- [GIVEN INSTRUCTION]:
Filter the records below and copy every line containing the word "document".

▶

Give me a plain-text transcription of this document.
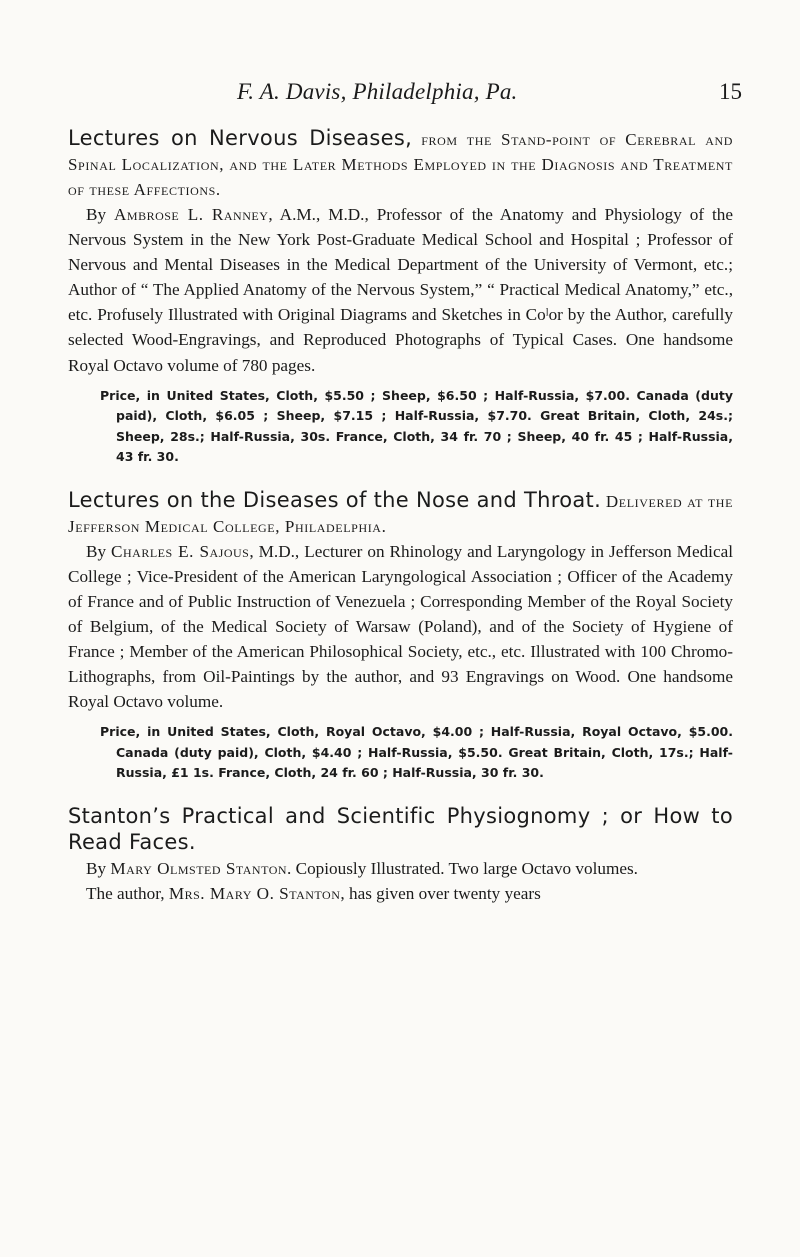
F. A. Davis, Philadelphia, Pa.	15

Lectures on Nervous Diseases, from the Stand-point of Cerebral and Spinal Localization, and the Later Methods Employed in the Diagnosis and Treatment of these Affections.

By Ambrose L. Ranney, A.M., M.D., Professor of the Anatomy and Physiology of the Nervous System in the New York Post-Graduate Medical School and Hospital ; Professor of Nervous and Mental Diseases in the Medical Department of the University of Vermont, etc.; Author of “ The Applied Anatomy of the Nervous System,” “ Practical Medical Anatomy,” etc., etc. Profusely Illustrated with Original Diagrams and Sketches in Coˡor by the Author, carefully selected Wood-Engravings, and Reproduced Photographs of Typical Cases. One handsome Royal Octavo volume of 780 pages.

Price, in United States, Cloth, $5.50 ; Sheep, $6.50 ; Half-Russia, $7.00. Canada (duty paid), Cloth, $6.05 ; Sheep, $7.15 ; Half-Russia, $7.70. Great Britain, Cloth, 24s.; Sheep, 28s.; Half-Russia, 30s. France, Cloth, 34 fr. 70 ; Sheep, 40 fr. 45 ; Half-Russia, 43 fr. 30.

Lectures on the Diseases of the Nose and Throat. Delivered at the Jefferson Medical College, Philadelphia.

By Charles E. Sajous, M.D., Lecturer on Rhinology and Laryngology in Jefferson Medical College ; Vice-President of the American Laryngological Association ; Officer of the Academy of France and of Public Instruction of Venezuela ; Corresponding Member of the Royal Society of Belgium, of the Medical Society of Warsaw (Poland), and of the Society of Hygiene of France ; Member of the American Philosophical Society, etc., etc. Illustrated with 100 Chromo-Lithographs, from Oil-Paintings by the author, and 93 Engravings on Wood. One handsome Royal Octavo volume.

Price, in United States, Cloth, Royal Octavo, $4.00 ; Half-Russia, Royal Octavo, $5.00. Canada (duty paid), Cloth, $4.40 ; Half-Russia, $5.50. Great Britain, Cloth, 17s.; Half-Russia, £1 1s. France, Cloth, 24 fr. 60 ; Half-Russia, 30 fr. 30.

Stanton’s Practical and Scientific Physiognomy ; or How to Read Faces.

By Mary Olmsted Stanton. Copiously Illustrated. Two large Octavo volumes.

The author, Mrs. Mary O. Stanton, has given over twenty years
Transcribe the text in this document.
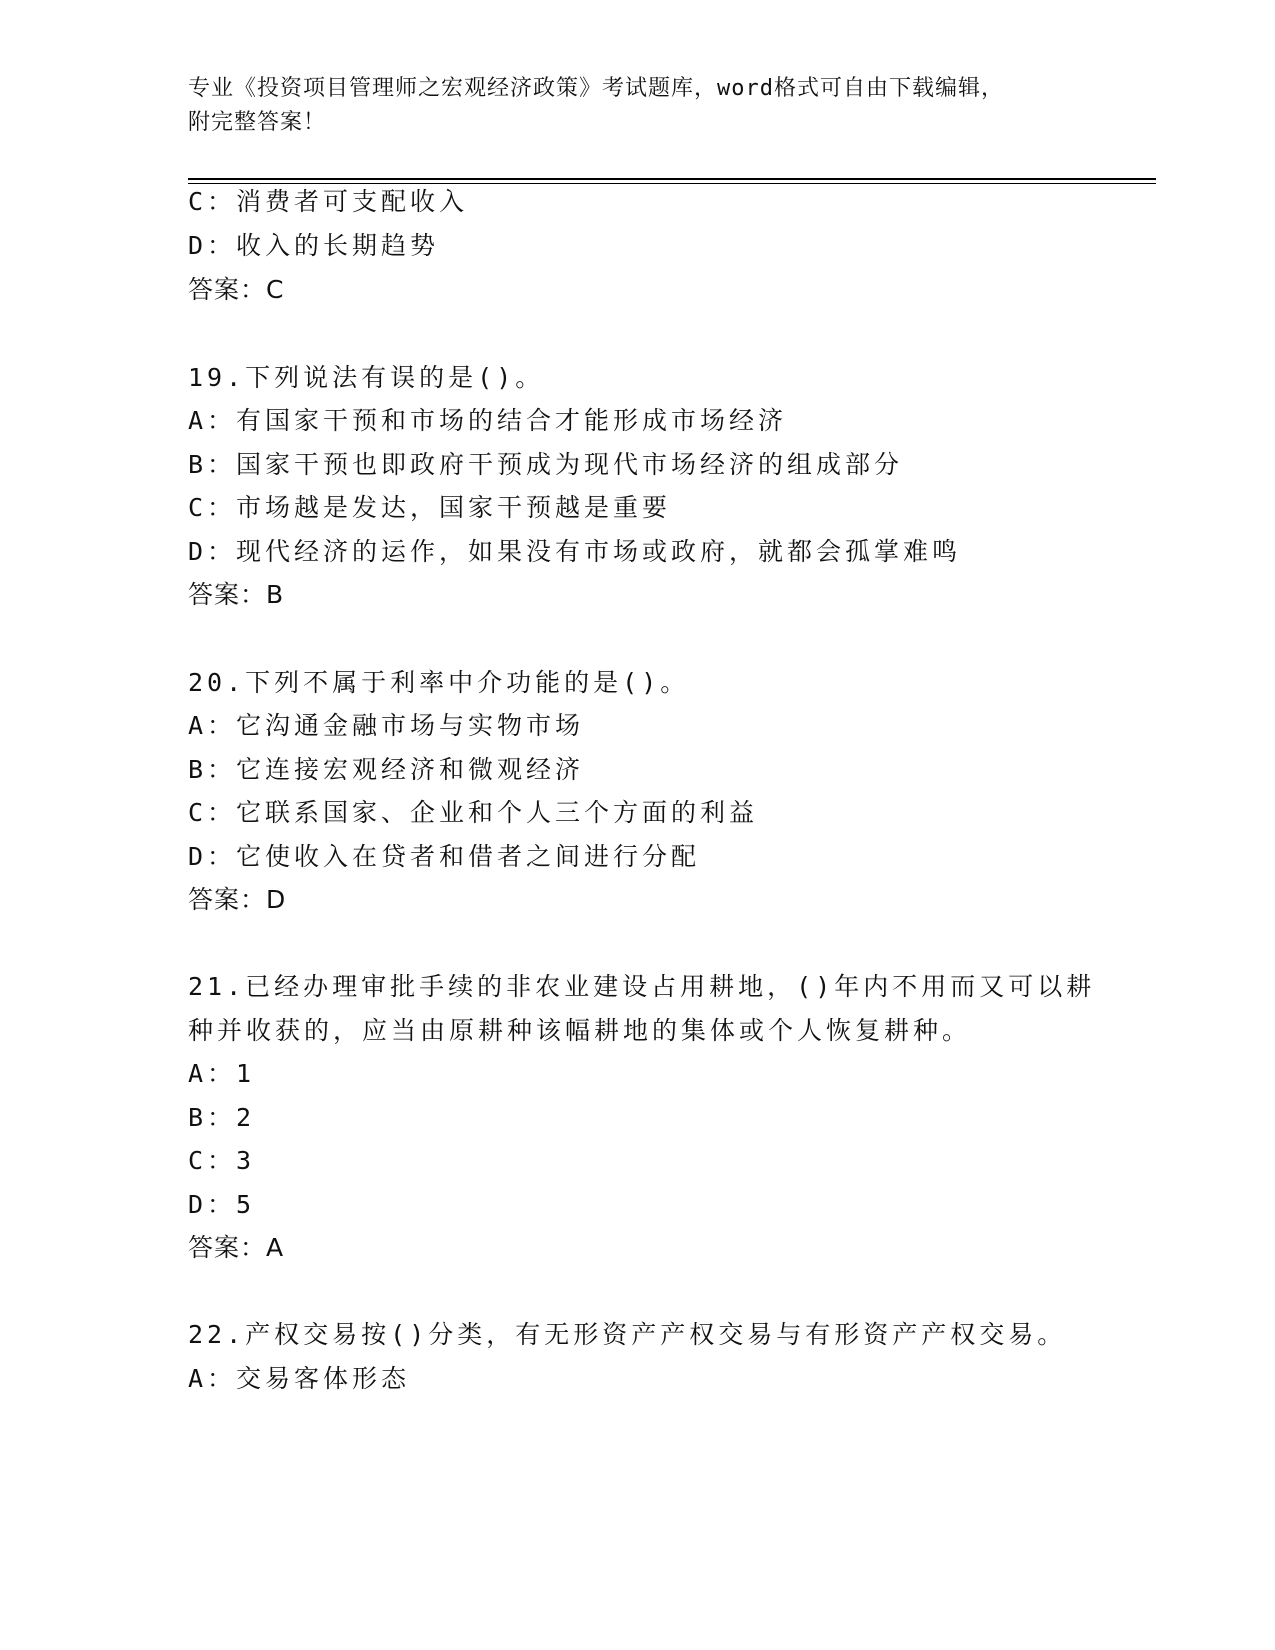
专业《投资项目管理师之宏观经济政策》考试题库，word格式可自由下载编辑，
附完整答案！
C：消费者可支配收入
D：收入的长期趋势
答案：C
19.下列说法有误的是()。
A：有国家干预和市场的结合才能形成市场经济
B：国家干预也即政府干预成为现代市场经济的组成部分
C：市场越是发达，国家干预越是重要
D：现代经济的运作，如果没有市场或政府，就都会孤掌难鸣
答案：B
20.下列不属于利率中介功能的是()。
A：它沟通金融市场与实物市场
B：它连接宏观经济和微观经济
C：它联系国家、企业和个人三个方面的利益
D：它使收入在贷者和借者之间进行分配
答案：D
21.已经办理审批手续的非农业建设占用耕地，()年内不用而又可以耕
种并收获的，应当由原耕种该幅耕地的集体或个人恢复耕种。
A：1
B：2
C：3
D：5
答案：A
22.产权交易按()分类，有无形资产产权交易与有形资产产权交易。
A：交易客体形态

◀

- [ANSWER TO THIS PROBLEM]:
Give me a plain-text transcription of this document.
Transcribe the text in this document.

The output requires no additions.